(Collected data)
+++

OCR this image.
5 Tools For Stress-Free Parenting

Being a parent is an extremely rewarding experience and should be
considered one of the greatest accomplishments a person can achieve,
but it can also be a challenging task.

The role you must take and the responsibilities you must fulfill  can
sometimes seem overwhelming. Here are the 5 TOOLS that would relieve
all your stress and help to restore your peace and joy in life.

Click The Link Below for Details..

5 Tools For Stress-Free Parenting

+++

Reproduce each entry exactly, leaving out nothing.

## Final answer
OCR this image.
5 Tools For Stress-Free Parenting

Being a parent is an extremely rewarding experience and should be
considered one of the greatest accomplishments a person can achieve,
but it can also be a challenging task.

The role you must take and the responsibilities you must fulfill  can
sometimes seem overwhelming. Here are the 5 TOOLS that would relieve
all your stress and help to restore your peace and joy in life.

Click The Link Below for Details..

5 Tools For Stress-Free Parenting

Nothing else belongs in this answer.